THE TASK: Reproduce the complete listing without any deviation.

DATASET RECORDS:
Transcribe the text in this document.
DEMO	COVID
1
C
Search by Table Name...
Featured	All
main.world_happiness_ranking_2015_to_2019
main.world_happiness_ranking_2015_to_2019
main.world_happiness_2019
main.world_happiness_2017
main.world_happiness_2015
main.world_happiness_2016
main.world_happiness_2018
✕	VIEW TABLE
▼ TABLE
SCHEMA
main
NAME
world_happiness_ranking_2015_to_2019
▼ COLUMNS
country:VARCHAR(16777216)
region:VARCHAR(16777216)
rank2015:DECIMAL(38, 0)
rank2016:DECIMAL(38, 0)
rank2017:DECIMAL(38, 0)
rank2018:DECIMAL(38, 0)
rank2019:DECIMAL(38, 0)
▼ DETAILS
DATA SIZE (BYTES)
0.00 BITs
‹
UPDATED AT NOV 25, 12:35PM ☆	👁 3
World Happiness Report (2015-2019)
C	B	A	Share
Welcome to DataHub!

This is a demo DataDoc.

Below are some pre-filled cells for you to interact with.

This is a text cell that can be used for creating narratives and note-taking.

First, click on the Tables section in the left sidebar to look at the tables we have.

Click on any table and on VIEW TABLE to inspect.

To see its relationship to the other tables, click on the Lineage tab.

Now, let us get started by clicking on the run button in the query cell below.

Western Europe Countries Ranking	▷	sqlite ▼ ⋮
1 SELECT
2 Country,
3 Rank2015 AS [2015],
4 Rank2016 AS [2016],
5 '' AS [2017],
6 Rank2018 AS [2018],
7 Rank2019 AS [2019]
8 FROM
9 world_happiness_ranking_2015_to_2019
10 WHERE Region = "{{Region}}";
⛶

FINAL ANSWER:
Transcribe the text in this document.
DEMO	COVID
1
C
Search by Table Name...
Featured	All
main.world_happiness_ranking_2015_to_2019
main.world_happiness_ranking_2015_to_2019
main.world_happiness_2019
main.world_happiness_2017
main.world_happiness_2015
main.world_happiness_2016
main.world_happiness_2018
✕	VIEW TABLE
▼ TABLE
SCHEMA
main
NAME
world_happiness_ranking_2015_to_2019
▼ COLUMNS
country:VARCHAR(16777216)
region:VARCHAR(16777216)
rank2015:DECIMAL(38, 0)
rank2016:DECIMAL(38, 0)
rank2017:DECIMAL(38, 0)
rank2018:DECIMAL(38, 0)
rank2019:DECIMAL(38, 0)
▼ DETAILS
DATA SIZE (BYTES)
0.00 BITs
‹
UPDATED AT NOV 25, 12:35PM ☆	👁 3
World Happiness Report (2015-2019)
C	B	A	Share
Welcome to DataHub!

This is a demo DataDoc.

Below are some pre-filled cells for you to interact with.

This is a text cell that can be used for creating narratives and note-taking.

First, click on the Tables section in the left sidebar to look at the tables we have.

Click on any table and on VIEW TABLE to inspect.

To see its relationship to the other tables, click on the Lineage tab.

Now, let us get started by clicking on the run button in the query cell below.

Western Europe Countries Ranking	▷	sqlite ▼ ⋮
1 SELECT
2 Country,
3 Rank2015 AS [2015],
4 Rank2016 AS [2016],
5 '' AS [2017],
6 Rank2018 AS [2018],
7 Rank2019 AS [2019]
8 FROM
9 world_happiness_ranking_2015_to_2019
10 WHERE Region = "{{Region}}";
⛶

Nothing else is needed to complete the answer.